Bounding box annotations

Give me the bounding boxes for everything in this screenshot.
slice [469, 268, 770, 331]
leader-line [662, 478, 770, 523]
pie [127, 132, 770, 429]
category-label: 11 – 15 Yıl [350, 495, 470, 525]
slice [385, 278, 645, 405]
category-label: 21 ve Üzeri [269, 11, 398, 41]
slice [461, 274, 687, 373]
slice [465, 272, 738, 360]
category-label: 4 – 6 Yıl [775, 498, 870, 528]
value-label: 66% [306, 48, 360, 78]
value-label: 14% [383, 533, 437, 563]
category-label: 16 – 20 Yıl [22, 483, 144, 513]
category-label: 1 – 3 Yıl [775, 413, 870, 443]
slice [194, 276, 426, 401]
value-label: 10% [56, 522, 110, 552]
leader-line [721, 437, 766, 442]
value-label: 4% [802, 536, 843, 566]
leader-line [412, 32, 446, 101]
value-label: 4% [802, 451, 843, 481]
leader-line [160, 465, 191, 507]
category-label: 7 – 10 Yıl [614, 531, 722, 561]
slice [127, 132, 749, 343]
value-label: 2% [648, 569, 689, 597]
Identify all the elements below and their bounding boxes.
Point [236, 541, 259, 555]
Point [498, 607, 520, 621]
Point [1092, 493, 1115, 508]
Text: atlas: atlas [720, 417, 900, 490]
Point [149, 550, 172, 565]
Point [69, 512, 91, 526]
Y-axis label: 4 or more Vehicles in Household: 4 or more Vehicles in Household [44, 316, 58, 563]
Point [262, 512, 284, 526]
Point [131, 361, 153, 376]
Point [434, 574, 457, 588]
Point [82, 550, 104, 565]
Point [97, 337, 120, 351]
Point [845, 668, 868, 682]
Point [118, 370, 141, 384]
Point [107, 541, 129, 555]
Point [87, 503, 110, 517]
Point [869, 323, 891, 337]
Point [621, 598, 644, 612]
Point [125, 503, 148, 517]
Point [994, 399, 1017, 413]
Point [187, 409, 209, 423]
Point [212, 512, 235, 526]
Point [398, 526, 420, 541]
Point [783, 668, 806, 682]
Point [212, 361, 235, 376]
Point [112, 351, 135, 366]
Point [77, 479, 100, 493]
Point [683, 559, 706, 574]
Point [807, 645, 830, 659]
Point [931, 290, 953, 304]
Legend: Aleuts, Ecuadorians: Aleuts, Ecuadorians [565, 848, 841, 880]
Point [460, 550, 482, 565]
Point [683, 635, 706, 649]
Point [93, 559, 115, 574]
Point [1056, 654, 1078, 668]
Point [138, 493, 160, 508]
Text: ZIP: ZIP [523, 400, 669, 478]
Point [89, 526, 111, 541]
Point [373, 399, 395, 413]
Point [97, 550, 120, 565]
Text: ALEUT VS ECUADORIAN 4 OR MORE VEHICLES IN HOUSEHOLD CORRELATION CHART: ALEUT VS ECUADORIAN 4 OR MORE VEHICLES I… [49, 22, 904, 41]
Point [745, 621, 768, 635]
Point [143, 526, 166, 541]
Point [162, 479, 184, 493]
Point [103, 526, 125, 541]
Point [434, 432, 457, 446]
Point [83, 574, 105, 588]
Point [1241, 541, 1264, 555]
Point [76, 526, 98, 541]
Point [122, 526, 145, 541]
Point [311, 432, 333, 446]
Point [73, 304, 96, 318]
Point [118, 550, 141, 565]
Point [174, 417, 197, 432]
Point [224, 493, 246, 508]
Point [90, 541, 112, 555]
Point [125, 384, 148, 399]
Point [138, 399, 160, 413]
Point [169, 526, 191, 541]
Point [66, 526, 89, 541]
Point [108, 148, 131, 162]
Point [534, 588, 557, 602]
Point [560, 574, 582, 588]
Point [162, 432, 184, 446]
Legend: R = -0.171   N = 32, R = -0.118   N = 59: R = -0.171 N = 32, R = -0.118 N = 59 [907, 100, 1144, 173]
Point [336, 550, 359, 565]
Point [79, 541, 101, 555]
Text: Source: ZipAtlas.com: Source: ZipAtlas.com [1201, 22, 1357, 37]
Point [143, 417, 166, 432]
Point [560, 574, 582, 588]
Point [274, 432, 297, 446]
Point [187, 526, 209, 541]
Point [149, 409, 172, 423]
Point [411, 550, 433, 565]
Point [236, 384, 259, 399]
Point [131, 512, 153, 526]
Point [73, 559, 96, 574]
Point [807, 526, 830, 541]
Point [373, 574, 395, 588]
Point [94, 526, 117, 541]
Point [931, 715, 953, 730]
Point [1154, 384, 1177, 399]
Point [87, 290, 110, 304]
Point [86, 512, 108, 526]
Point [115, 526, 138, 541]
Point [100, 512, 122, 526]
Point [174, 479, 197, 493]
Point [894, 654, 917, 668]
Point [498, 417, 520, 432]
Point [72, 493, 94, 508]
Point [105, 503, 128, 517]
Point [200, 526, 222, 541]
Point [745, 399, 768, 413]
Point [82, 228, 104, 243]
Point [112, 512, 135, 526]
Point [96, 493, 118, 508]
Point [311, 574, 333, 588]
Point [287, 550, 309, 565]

§ PROBLEM REQUIREMENTS: Reproduce the entries above without any change, starting at the first line and ending at the line that contains "category-label: 7 –", with both of those lines included.

§ RIGHT ANSWER:
Give me the bounding boxes for everything in this screenshot.
slice [469, 268, 770, 331]
leader-line [662, 478, 770, 523]
pie [127, 132, 770, 429]
category-label: 11 – 15 Yıl [350, 495, 470, 525]
slice [385, 278, 645, 405]
category-label: 21 ve Üzeri [269, 11, 398, 41]
slice [461, 274, 687, 373]
slice [465, 272, 738, 360]
category-label: 4 – 6 Yıl [775, 498, 870, 528]
value-label: 66% [306, 48, 360, 78]
value-label: 14% [383, 533, 437, 563]
category-label: 16 – 20 Yıl [22, 483, 144, 513]
category-label: 1 – 3 Yıl [775, 413, 870, 443]
slice [194, 276, 426, 401]
value-label: 10% [56, 522, 110, 552]
leader-line [721, 437, 766, 442]
value-label: 4% [802, 536, 843, 566]
leader-line [412, 32, 446, 101]
value-label: 4% [802, 451, 843, 481]
leader-line [160, 465, 191, 507]
category-label: 7 – 10 Yıl [614, 531, 722, 561]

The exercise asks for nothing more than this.